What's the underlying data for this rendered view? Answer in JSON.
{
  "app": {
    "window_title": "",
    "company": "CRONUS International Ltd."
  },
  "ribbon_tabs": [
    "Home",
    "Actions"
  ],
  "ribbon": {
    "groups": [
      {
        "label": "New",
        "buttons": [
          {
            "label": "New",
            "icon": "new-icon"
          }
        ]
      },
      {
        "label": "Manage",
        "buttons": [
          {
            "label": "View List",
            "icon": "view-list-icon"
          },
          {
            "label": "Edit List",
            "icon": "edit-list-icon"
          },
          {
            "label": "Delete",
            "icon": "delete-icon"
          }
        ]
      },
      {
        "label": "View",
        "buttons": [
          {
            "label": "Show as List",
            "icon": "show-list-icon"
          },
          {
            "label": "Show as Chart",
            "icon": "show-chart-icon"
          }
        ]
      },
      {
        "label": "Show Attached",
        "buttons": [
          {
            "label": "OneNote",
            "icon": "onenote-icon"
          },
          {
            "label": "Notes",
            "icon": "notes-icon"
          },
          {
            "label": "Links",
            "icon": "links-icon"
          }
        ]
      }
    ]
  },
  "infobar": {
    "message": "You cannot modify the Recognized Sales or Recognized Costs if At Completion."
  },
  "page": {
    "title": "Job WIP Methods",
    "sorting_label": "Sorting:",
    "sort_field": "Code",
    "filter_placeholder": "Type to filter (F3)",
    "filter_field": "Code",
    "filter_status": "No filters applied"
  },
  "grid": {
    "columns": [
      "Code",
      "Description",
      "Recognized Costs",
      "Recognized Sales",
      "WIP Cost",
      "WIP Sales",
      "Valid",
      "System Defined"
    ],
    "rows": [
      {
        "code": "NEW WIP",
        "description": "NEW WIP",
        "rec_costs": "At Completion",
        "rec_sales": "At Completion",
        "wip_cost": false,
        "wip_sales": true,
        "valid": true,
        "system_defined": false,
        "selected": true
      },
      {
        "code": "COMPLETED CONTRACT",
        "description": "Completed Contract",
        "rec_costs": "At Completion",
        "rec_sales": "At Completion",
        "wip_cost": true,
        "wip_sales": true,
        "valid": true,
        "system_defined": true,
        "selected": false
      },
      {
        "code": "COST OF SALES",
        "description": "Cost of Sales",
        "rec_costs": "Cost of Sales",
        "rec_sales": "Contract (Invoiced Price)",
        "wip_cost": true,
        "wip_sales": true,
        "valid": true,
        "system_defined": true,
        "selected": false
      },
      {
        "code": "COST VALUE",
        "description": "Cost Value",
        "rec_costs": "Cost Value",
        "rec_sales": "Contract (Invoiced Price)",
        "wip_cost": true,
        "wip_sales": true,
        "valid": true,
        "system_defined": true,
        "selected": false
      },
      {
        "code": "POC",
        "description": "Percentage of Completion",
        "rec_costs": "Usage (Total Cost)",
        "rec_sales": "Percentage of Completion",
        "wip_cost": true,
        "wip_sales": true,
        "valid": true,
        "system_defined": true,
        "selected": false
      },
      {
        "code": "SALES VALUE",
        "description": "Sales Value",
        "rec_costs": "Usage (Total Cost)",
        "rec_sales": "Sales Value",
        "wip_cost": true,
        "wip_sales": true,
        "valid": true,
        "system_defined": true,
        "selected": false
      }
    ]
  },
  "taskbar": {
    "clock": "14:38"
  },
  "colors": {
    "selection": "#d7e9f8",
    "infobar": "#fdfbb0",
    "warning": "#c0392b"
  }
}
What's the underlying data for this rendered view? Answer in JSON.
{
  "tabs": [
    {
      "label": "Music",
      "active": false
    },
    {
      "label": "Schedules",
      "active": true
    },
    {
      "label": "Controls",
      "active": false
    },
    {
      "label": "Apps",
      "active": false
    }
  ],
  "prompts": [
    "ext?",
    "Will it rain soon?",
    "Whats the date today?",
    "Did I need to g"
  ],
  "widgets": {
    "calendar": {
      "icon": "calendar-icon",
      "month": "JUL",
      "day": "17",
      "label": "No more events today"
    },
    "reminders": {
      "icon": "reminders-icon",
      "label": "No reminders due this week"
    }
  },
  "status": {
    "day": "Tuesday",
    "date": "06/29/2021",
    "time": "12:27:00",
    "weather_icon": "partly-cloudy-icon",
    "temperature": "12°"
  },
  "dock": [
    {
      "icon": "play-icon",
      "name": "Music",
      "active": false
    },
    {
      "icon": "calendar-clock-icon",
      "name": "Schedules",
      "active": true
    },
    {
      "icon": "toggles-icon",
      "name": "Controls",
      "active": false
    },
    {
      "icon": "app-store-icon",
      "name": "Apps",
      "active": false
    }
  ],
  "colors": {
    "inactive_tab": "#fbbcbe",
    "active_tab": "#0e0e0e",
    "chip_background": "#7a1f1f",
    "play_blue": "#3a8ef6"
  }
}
= = = = =
*Required work*:
Copy out all the entries shown above, character for character.

*Final result*:
What's the underlying data for this rendered view? Answer in JSON.
{
  "app": {
    "window_title": "",
    "company": "CRONUS International Ltd."
  },
  "ribbon_tabs": [
    "Home",
    "Actions"
  ],
  "ribbon": {
    "groups": [
      {
        "label": "New",
        "buttons": [
          {
            "label": "New",
            "icon": "new-icon"
          }
        ]
      },
      {
        "label": "Manage",
        "buttons": [
          {
            "label": "View List",
            "icon": "view-list-icon"
          },
          {
            "label": "Edit List",
            "icon": "edit-list-icon"
          },
          {
            "label": "Delete",
            "icon": "delete-icon"
          }
        ]
      },
      {
        "label": "View",
        "buttons": [
          {
            "label": "Show as List",
            "icon": "show-list-icon"
          },
          {
            "label": "Show as Chart",
            "icon": "show-chart-icon"
          }
        ]
      },
      {
        "label": "Show Attached",
        "buttons": [
          {
            "label": "OneNote",
            "icon": "onenote-icon"
          },
          {
            "label": "Notes",
            "icon": "notes-icon"
          },
          {
            "label": "Links",
            "icon": "links-icon"
          }
        ]
      }
    ]
  },
  "infobar": {
    "message": "You cannot modify the Recognized Sales or Recognized Costs if At Completion."
  },
  "page": {
    "title": "Job WIP Methods",
    "sorting_label": "Sorting:",
    "sort_field": "Code",
    "filter_placeholder": "Type to filter (F3)",
    "filter_field": "Code",
    "filter_status": "No filters applied"
  },
  "grid": {
    "columns": [
      "Code",
      "Description",
      "Recognized Costs",
      "Recognized Sales",
      "WIP Cost",
      "WIP Sales",
      "Valid",
      "System Defined"
    ],
    "rows": [
      {
        "code": "NEW WIP",
        "description": "NEW WIP",
        "rec_costs": "At Completion",
        "rec_sales": "At Completion",
        "wip_cost": false,
        "wip_sales": true,
        "valid": true,
        "system_defined": false,
        "selected": true
      },
      {
        "code": "COMPLETED CONTRACT",
        "description": "Completed Contract",
        "rec_costs": "At Completion",
        "rec_sales": "At Completion",
        "wip_cost": true,
        "wip_sales": true,
        "valid": true,
        "system_defined": true,
        "selected": false
      },
      {
        "code": "COST OF SALES",
        "description": "Cost of Sales",
        "rec_costs": "Cost of Sales",
        "rec_sales": "Contract (Invoiced Price)",
        "wip_cost": true,
        "wip_sales": true,
        "valid": true,
        "system_defined": true,
        "selected": false
      },
      {
        "code": "COST VALUE",
        "description": "Cost Value",
        "rec_costs": "Cost Value",
        "rec_sales": "Contract (Invoiced Price)",
        "wip_cost": true,
        "wip_sales": true,
        "valid": true,
        "system_defined": true,
        "selected": false
      },
      {
        "code": "POC",
        "description": "Percentage of Completion",
        "rec_costs": "Usage (Total Cost)",
        "rec_sales": "Percentage of Completion",
        "wip_cost": true,
        "wip_sales": true,
        "valid": true,
        "system_defined": true,
        "selected": false
      },
      {
        "code": "SALES VALUE",
        "description": "Sales Value",
        "rec_costs": "Usage (Total Cost)",
        "rec_sales": "Sales Value",
        "wip_cost": true,
        "wip_sales": true,
        "valid": true,
        "system_defined": true,
        "selected": false
      }
    ]
  },
  "taskbar": {
    "clock": "14:38"
  },
  "colors": {
    "selection": "#d7e9f8",
    "infobar": "#fdfbb0",
    "warning": "#c0392b"
  }
}
What's the underlying data for this rendered view? Answer in JSON.
{
  "tabs": [
    {
      "label": "Music",
      "active": false
    },
    {
      "label": "Schedules",
      "active": true
    },
    {
      "label": "Controls",
      "active": false
    },
    {
      "label": "Apps",
      "active": false
    }
  ],
  "prompts": [
    "ext?",
    "Will it rain soon?",
    "Whats the date today?",
    "Did I need to g"
  ],
  "widgets": {
    "calendar": {
      "icon": "calendar-icon",
      "month": "JUL",
      "day": "17",
      "label": "No more events today"
    },
    "reminders": {
      "icon": "reminders-icon",
      "label": "No reminders due this week"
    }
  },
  "status": {
    "day": "Tuesday",
    "date": "06/29/2021",
    "time": "12:27:00",
    "weather_icon": "partly-cloudy-icon",
    "temperature": "12°"
  },
  "dock": [
    {
      "icon": "play-icon",
      "name": "Music",
      "active": false
    },
    {
      "icon": "calendar-clock-icon",
      "name": "Schedules",
      "active": true
    },
    {
      "icon": "toggles-icon",
      "name": "Controls",
      "active": false
    },
    {
      "icon": "app-store-icon",
      "name": "Apps",
      "active": false
    }
  ],
  "colors": {
    "inactive_tab": "#fbbcbe",
    "active_tab": "#0e0e0e",
    "chip_background": "#7a1f1f",
    "play_blue": "#3a8ef6"
  }
}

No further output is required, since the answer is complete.